* **Exercise brief**
Your task is to transcribe the records exactly, skipping every image.

# The data start

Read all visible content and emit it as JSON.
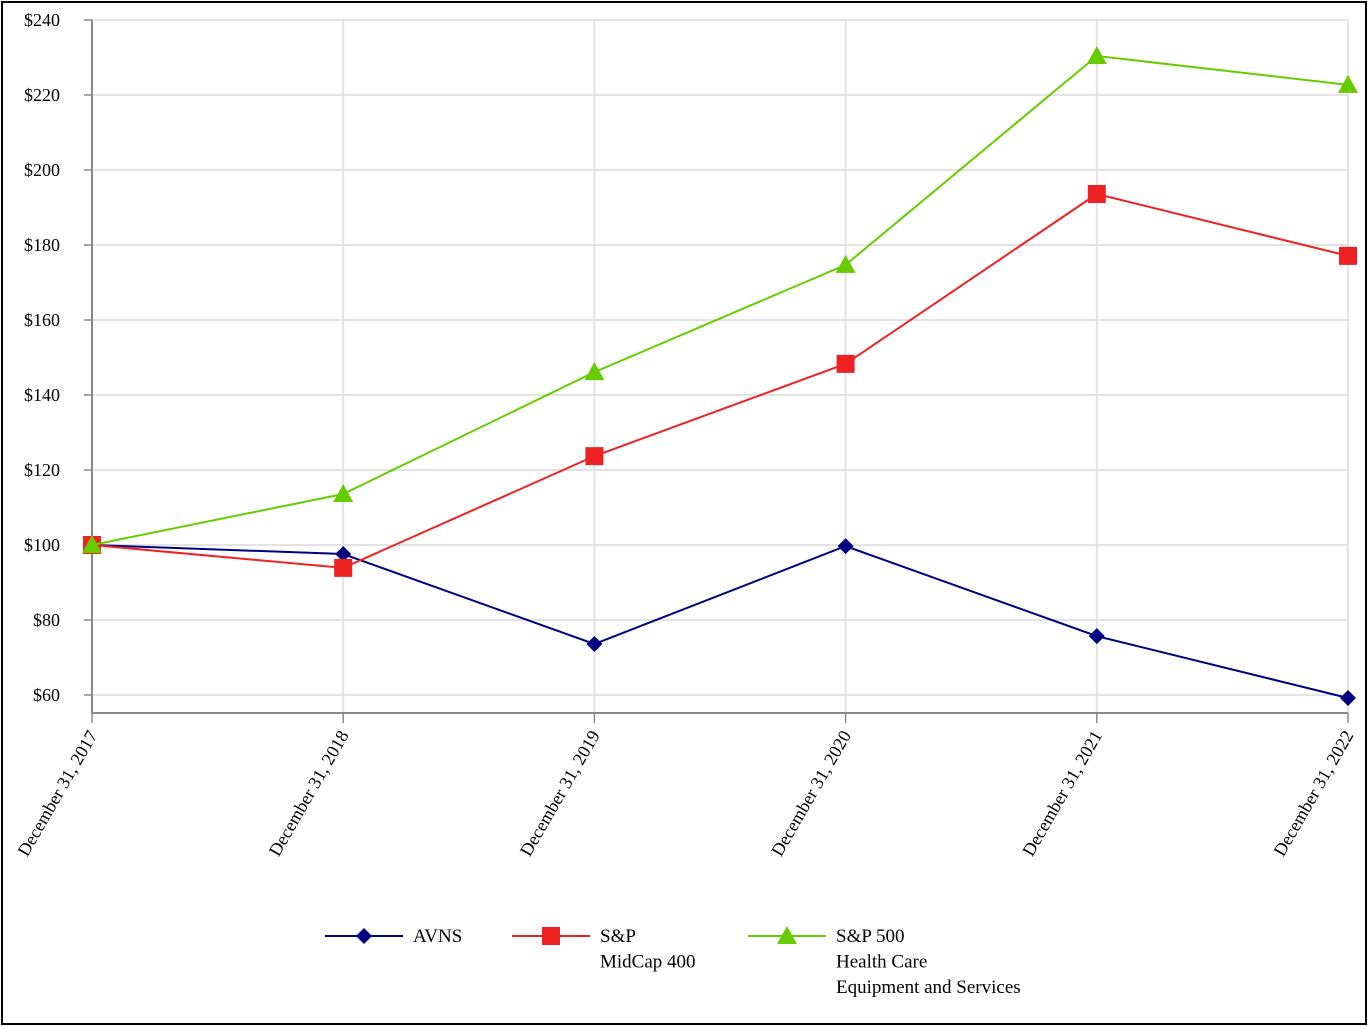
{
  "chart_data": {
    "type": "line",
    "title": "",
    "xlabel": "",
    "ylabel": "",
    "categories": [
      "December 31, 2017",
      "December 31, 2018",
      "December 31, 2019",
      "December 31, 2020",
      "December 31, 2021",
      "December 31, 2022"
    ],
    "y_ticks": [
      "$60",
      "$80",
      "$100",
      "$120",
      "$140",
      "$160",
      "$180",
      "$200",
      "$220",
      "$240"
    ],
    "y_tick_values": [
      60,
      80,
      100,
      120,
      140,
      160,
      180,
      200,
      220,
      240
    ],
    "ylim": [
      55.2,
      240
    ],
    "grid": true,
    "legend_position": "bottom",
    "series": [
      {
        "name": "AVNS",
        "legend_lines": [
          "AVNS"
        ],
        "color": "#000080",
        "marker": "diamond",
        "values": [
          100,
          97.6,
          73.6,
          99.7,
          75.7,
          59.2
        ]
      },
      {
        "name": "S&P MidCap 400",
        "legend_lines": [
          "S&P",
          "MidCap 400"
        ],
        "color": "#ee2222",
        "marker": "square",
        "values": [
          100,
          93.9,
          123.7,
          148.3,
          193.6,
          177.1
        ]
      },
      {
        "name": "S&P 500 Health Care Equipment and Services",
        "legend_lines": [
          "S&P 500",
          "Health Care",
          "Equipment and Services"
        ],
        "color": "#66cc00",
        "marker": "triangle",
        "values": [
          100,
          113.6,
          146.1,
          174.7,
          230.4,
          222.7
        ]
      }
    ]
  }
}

# The data end

* **Solution below**
Read all visible content and emit it as JSON.
{
  "chart_data": {
    "type": "line",
    "title": "",
    "xlabel": "",
    "ylabel": "",
    "categories": [
      "December 31, 2017",
      "December 31, 2018",
      "December 31, 2019",
      "December 31, 2020",
      "December 31, 2021",
      "December 31, 2022"
    ],
    "y_ticks": [
      "$60",
      "$80",
      "$100",
      "$120",
      "$140",
      "$160",
      "$180",
      "$200",
      "$220",
      "$240"
    ],
    "y_tick_values": [
      60,
      80,
      100,
      120,
      140,
      160,
      180,
      200,
      220,
      240
    ],
    "ylim": [
      55.2,
      240
    ],
    "grid": true,
    "legend_position": "bottom",
    "series": [
      {
        "name": "AVNS",
        "legend_lines": [
          "AVNS"
        ],
        "color": "#000080",
        "marker": "diamond",
        "values": [
          100,
          97.6,
          73.6,
          99.7,
          75.7,
          59.2
        ]
      },
      {
        "name": "S&P MidCap 400",
        "legend_lines": [
          "S&P",
          "MidCap 400"
        ],
        "color": "#ee2222",
        "marker": "square",
        "values": [
          100,
          93.9,
          123.7,
          148.3,
          193.6,
          177.1
        ]
      },
      {
        "name": "S&P 500 Health Care Equipment and Services",
        "legend_lines": [
          "S&P 500",
          "Health Care",
          "Equipment and Services"
        ],
        "color": "#66cc00",
        "marker": "triangle",
        "values": [
          100,
          113.6,
          146.1,
          174.7,
          230.4,
          222.7
        ]
      }
    ]
  }
}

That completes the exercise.